**Условие задания:** Воспроизведите без изменений строки от самого начала до строки, содержащей «menu-item-text-size[interactable]: Text size», включая её.

Записи элементов макета:
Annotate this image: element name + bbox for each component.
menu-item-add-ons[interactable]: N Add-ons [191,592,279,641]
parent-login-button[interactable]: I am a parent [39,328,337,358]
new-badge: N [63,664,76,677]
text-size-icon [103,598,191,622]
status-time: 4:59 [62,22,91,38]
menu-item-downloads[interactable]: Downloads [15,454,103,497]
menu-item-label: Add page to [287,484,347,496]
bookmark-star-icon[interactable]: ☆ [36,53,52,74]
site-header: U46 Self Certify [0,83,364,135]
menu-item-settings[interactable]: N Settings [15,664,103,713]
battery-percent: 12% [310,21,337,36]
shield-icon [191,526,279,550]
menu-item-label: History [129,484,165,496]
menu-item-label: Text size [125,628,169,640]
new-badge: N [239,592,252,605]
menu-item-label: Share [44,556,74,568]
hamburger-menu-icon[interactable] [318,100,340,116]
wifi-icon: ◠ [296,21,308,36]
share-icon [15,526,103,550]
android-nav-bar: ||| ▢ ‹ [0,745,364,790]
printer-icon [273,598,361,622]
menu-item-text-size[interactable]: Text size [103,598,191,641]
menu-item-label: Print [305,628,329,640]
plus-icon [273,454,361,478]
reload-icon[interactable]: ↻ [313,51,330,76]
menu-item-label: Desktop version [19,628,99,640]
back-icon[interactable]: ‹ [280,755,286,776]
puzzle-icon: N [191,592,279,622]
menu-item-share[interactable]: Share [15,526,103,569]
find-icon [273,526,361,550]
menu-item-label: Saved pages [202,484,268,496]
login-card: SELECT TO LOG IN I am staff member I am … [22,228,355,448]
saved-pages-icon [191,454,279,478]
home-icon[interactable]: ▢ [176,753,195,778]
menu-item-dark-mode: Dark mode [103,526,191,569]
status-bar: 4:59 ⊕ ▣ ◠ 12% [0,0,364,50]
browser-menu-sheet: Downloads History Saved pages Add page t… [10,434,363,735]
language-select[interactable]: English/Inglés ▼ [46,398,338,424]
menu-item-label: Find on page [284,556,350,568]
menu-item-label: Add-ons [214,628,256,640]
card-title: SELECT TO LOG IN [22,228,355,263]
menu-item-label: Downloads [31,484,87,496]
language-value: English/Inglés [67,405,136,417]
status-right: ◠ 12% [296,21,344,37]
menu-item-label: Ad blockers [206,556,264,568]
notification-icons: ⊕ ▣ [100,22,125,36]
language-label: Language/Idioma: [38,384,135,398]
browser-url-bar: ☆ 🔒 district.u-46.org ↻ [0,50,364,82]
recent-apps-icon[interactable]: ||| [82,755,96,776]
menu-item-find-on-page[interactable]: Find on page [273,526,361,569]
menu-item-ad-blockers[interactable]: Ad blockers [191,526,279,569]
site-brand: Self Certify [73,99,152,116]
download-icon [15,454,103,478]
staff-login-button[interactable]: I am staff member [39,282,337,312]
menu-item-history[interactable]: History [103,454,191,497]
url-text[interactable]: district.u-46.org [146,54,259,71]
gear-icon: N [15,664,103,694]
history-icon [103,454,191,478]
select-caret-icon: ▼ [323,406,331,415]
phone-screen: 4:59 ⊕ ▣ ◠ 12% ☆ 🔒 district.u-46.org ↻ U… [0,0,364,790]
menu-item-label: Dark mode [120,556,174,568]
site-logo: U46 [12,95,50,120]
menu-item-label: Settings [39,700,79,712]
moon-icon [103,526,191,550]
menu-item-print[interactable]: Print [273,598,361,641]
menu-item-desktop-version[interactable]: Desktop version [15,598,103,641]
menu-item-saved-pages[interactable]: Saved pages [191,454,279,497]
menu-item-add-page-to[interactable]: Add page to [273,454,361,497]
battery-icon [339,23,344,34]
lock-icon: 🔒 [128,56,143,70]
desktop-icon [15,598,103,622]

**Правильный ответ:**
Annotate this image: element name + bbox for each component.
menu-item-add-ons[interactable]: N Add-ons [191,592,279,641]
parent-login-button[interactable]: I am a parent [39,328,337,358]
new-badge: N [63,664,76,677]
text-size-icon [103,598,191,622]
status-time: 4:59 [62,22,91,38]
menu-item-downloads[interactable]: Downloads [15,454,103,497]
menu-item-label: Add page to [287,484,347,496]
bookmark-star-icon[interactable]: ☆ [36,53,52,74]
site-header: U46 Self Certify [0,83,364,135]
menu-item-settings[interactable]: N Settings [15,664,103,713]
battery-percent: 12% [310,21,337,36]
shield-icon [191,526,279,550]
menu-item-label: History [129,484,165,496]
menu-item-label: Text size [125,628,169,640]
new-badge: N [239,592,252,605]
menu-item-label: Share [44,556,74,568]
hamburger-menu-icon[interactable] [318,100,340,116]
wifi-icon: ◠ [296,21,308,36]
share-icon [15,526,103,550]
android-nav-bar: ||| ▢ ‹ [0,745,364,790]
printer-icon [273,598,361,622]
menu-item-text-size[interactable]: Text size [103,598,191,641]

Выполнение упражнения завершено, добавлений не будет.